§ **What is needed**
Repeat all of the material exactly as given.

§ **Records shown**
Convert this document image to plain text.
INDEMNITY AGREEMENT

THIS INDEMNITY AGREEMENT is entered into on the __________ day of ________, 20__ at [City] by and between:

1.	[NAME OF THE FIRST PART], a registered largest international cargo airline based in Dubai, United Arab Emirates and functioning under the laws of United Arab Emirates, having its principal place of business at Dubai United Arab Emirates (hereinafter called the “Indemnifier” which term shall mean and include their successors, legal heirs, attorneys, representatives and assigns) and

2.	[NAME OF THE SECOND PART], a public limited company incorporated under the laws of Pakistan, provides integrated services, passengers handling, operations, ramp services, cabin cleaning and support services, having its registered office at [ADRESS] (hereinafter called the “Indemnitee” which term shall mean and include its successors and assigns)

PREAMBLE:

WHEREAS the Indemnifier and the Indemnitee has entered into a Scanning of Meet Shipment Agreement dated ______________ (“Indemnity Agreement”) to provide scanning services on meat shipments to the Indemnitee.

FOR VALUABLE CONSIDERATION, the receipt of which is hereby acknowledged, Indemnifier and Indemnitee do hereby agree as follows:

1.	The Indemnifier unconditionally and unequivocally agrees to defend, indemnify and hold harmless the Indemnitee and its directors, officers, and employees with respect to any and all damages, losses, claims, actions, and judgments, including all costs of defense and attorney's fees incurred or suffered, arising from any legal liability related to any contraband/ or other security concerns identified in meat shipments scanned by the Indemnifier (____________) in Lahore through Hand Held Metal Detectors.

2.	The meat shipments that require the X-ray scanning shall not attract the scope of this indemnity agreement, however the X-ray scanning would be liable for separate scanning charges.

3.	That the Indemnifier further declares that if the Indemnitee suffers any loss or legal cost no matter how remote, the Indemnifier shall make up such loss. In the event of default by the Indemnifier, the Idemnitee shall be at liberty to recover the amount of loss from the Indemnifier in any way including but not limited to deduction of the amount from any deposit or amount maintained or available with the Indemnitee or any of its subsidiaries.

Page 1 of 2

§ **Finished task**
Convert this document image to plain text.
INDEMNITY AGREEMENT

THIS INDEMNITY AGREEMENT is entered into on the __________ day of ________, 20__ at [City] by and between:

1.	[NAME OF THE FIRST PART], a registered largest international cargo airline based in Dubai, United Arab Emirates and functioning under the laws of United Arab Emirates, having its principal place of business at Dubai United Arab Emirates (hereinafter called the “Indemnifier” which term shall mean and include their successors, legal heirs, attorneys, representatives and assigns) and

2.	[NAME OF THE SECOND PART], a public limited company incorporated under the laws of Pakistan, provides integrated services, passengers handling, operations, ramp services, cabin cleaning and support services, having its registered office at [ADRESS] (hereinafter called the “Indemnitee” which term shall mean and include its successors and assigns)

PREAMBLE:

WHEREAS the Indemnifier and the Indemnitee has entered into a Scanning of Meet Shipment Agreement dated ______________ (“Indemnity Agreement”) to provide scanning services on meat shipments to the Indemnitee.

FOR VALUABLE CONSIDERATION, the receipt of which is hereby acknowledged, Indemnifier and Indemnitee do hereby agree as follows:

1.	The Indemnifier unconditionally and unequivocally agrees to defend, indemnify and hold harmless the Indemnitee and its directors, officers, and employees with respect to any and all damages, losses, claims, actions, and judgments, including all costs of defense and attorney's fees incurred or suffered, arising from any legal liability related to any contraband/ or other security concerns identified in meat shipments scanned by the Indemnifier (____________) in Lahore through Hand Held Metal Detectors.

2.	The meat shipments that require the X-ray scanning shall not attract the scope of this indemnity agreement, however the X-ray scanning would be liable for separate scanning charges.

3.	That the Indemnifier further declares that if the Indemnitee suffers any loss or legal cost no matter how remote, the Indemnifier shall make up such loss. In the event of default by the Indemnifier, the Idemnitee shall be at liberty to recover the amount of loss from the Indemnifier in any way including but not limited to deduction of the amount from any deposit or amount maintained or available with the Indemnitee or any of its subsidiaries.

Page 1 of 2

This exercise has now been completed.